### TO BE DONE
Nothing should be left out: output all of the entries exactly.

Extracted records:

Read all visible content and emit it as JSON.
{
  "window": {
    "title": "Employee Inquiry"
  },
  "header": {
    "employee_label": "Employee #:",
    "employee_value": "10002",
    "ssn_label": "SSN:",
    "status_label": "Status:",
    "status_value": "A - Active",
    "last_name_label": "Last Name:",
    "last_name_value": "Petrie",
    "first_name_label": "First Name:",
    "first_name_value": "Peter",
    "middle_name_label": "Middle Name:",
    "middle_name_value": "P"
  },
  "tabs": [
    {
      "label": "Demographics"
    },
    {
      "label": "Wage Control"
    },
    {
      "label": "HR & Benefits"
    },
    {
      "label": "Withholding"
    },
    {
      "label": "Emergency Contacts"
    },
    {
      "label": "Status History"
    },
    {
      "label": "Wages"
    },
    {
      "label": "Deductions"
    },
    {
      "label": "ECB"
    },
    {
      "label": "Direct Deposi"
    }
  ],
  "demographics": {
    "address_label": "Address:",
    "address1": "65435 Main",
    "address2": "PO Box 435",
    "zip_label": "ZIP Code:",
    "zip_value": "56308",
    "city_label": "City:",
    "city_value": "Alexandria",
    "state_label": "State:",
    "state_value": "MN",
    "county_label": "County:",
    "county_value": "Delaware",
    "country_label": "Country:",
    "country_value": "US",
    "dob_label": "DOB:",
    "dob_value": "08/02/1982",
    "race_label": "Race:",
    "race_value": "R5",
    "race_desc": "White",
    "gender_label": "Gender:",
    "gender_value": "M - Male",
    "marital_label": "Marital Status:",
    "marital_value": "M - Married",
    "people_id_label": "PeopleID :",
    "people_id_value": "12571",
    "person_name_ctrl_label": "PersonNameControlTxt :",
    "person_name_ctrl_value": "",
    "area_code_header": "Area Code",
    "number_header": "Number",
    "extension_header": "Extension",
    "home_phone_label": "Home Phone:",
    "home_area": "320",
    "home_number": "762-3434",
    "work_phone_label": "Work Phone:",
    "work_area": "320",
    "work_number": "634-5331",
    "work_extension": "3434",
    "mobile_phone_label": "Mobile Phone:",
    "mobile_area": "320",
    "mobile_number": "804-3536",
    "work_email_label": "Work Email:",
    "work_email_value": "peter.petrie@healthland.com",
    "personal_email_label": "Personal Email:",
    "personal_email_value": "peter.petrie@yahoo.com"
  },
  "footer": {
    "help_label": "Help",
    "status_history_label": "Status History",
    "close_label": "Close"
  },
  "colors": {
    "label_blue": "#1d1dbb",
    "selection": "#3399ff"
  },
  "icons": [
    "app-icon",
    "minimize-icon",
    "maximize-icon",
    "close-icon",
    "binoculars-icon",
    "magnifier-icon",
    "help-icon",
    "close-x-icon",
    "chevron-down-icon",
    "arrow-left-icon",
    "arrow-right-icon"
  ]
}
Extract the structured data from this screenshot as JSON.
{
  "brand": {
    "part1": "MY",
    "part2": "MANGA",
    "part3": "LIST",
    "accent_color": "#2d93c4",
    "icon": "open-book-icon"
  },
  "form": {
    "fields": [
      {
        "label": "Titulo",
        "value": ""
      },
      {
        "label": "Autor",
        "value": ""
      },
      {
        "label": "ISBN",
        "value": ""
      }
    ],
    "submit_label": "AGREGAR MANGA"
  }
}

### WRITTEN SOLUTION
Read all visible content and emit it as JSON.
{
  "window": {
    "title": "Employee Inquiry"
  },
  "header": {
    "employee_label": "Employee #:",
    "employee_value": "10002",
    "ssn_label": "SSN:",
    "status_label": "Status:",
    "status_value": "A - Active",
    "last_name_label": "Last Name:",
    "last_name_value": "Petrie",
    "first_name_label": "First Name:",
    "first_name_value": "Peter",
    "middle_name_label": "Middle Name:",
    "middle_name_value": "P"
  },
  "tabs": [
    {
      "label": "Demographics"
    },
    {
      "label": "Wage Control"
    },
    {
      "label": "HR & Benefits"
    },
    {
      "label": "Withholding"
    },
    {
      "label": "Emergency Contacts"
    },
    {
      "label": "Status History"
    },
    {
      "label": "Wages"
    },
    {
      "label": "Deductions"
    },
    {
      "label": "ECB"
    },
    {
      "label": "Direct Deposi"
    }
  ],
  "demographics": {
    "address_label": "Address:",
    "address1": "65435 Main",
    "address2": "PO Box 435",
    "zip_label": "ZIP Code:",
    "zip_value": "56308",
    "city_label": "City:",
    "city_value": "Alexandria",
    "state_label": "State:",
    "state_value": "MN",
    "county_label": "County:",
    "county_value": "Delaware",
    "country_label": "Country:",
    "country_value": "US",
    "dob_label": "DOB:",
    "dob_value": "08/02/1982",
    "race_label": "Race:",
    "race_value": "R5",
    "race_desc": "White",
    "gender_label": "Gender:",
    "gender_value": "M - Male",
    "marital_label": "Marital Status:",
    "marital_value": "M - Married",
    "people_id_label": "PeopleID :",
    "people_id_value": "12571",
    "person_name_ctrl_label": "PersonNameControlTxt :",
    "person_name_ctrl_value": "",
    "area_code_header": "Area Code",
    "number_header": "Number",
    "extension_header": "Extension",
    "home_phone_label": "Home Phone:",
    "home_area": "320",
    "home_number": "762-3434",
    "work_phone_label": "Work Phone:",
    "work_area": "320",
    "work_number": "634-5331",
    "work_extension": "3434",
    "mobile_phone_label": "Mobile Phone:",
    "mobile_area": "320",
    "mobile_number": "804-3536",
    "work_email_label": "Work Email:",
    "work_email_value": "peter.petrie@healthland.com",
    "personal_email_label": "Personal Email:",
    "personal_email_value": "peter.petrie@yahoo.com"
  },
  "footer": {
    "help_label": "Help",
    "status_history_label": "Status History",
    "close_label": "Close"
  },
  "colors": {
    "label_blue": "#1d1dbb",
    "selection": "#3399ff"
  },
  "icons": [
    "app-icon",
    "minimize-icon",
    "maximize-icon",
    "close-icon",
    "binoculars-icon",
    "magnifier-icon",
    "help-icon",
    "close-x-icon",
    "chevron-down-icon",
    "arrow-left-icon",
    "arrow-right-icon"
  ]
}
Extract the structured data from this screenshot as JSON.
{
  "brand": {
    "part1": "MY",
    "part2": "MANGA",
    "part3": "LIST",
    "accent_color": "#2d93c4",
    "icon": "open-book-icon"
  },
  "form": {
    "fields": [
      {
        "label": "Titulo",
        "value": ""
      },
      {
        "label": "Autor",
        "value": ""
      },
      {
        "label": "ISBN",
        "value": ""
      }
    ],
    "submit_label": "AGREGAR MANGA"
  }
}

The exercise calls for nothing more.